**TASK DIRECTIONS**
Identify each line below that contains the word "碰撞过程中", and copy it out.

*** GIVEN RECORDS

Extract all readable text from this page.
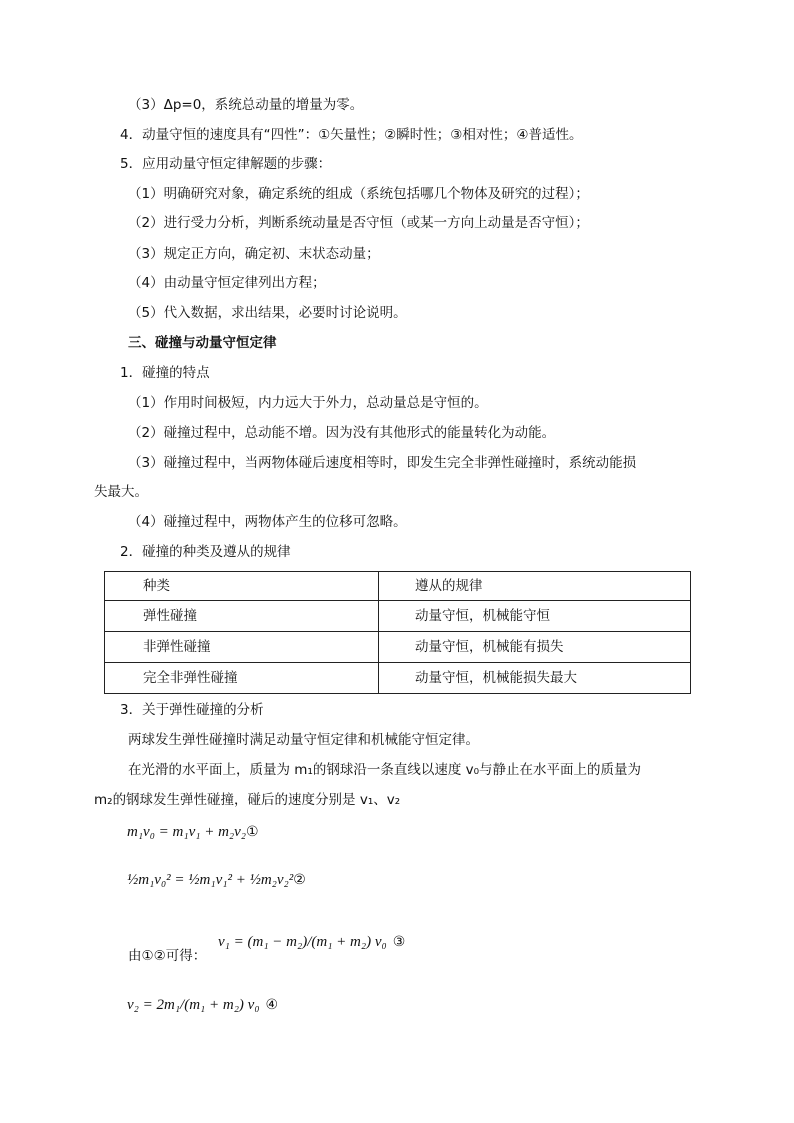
（3）Δp=0，系统总动量的增量为零。
4．动量守恒的速度具有“四性”：①矢量性；②瞬时性；③相对性；④普适性。
5．应用动量守恒定律解题的步骤：
（1）明确研究对象，确定系统的组成（系统包括哪几个物体及研究的过程）；
（2）进行受力分析，判断系统动量是否守恒（或某一方向上动量是否守恒）；
（3）规定正方向，确定初、末状态动量；
（4）由动量守恒定律列出方程；
（5）代入数据，求出结果，必要时讨论说明。
三、碰撞与动量守恒定律
1．碰撞的特点
（1）作用时间极短，内力远大于外力，总动量总是守恒的。
（2）碰撞过程中，总动能不增。因为没有其他形式的能量转化为动能。
（3）碰撞过程中，当两物体碰后速度相等时，即发生完全非弹性碰撞时，系统动能损
失最大。
（4）碰撞过程中，两物体产生的位移可忽略。
2．碰撞的种类及遵从的规律
种类	遵从的规律
弹性碰撞	动量守恒，机械能守恒
非弹性碰撞	动量守恒，机械能有损失
完全非弹性碰撞	动量守恒，机械能损失最大
3．关于弹性碰撞的分析
两球发生弹性碰撞时满足动量守恒定律和机械能守恒定律。
在光滑的水平面上，质量为 m₁的钢球沿一条直线以速度 v₀与静止在水平面上的质量为
m₂的钢球发生弹性碰撞，碰后的速度分别是 v₁、v₂
m₁v₀ = m₁v₁ + m₂v₂①
½m₁v₀² = ½m₁v₁² + ½m₂v₂²②
由①②可得：
v₁ = (m₁ − m₂)/(m₁ + m₂) v₀ ③
v₂ = 2m₁/(m₁ + m₂) v₀ ④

******

**EXPECTED OUTPUT**
（2）碰撞过程中，总动能不增。因为没有其他形式的能量转化为动能。
（3）碰撞过程中，当两物体碰后速度相等时，即发生完全非弹性碰撞时，系统动能损
（4）碰撞过程中，两物体产生的位移可忽略。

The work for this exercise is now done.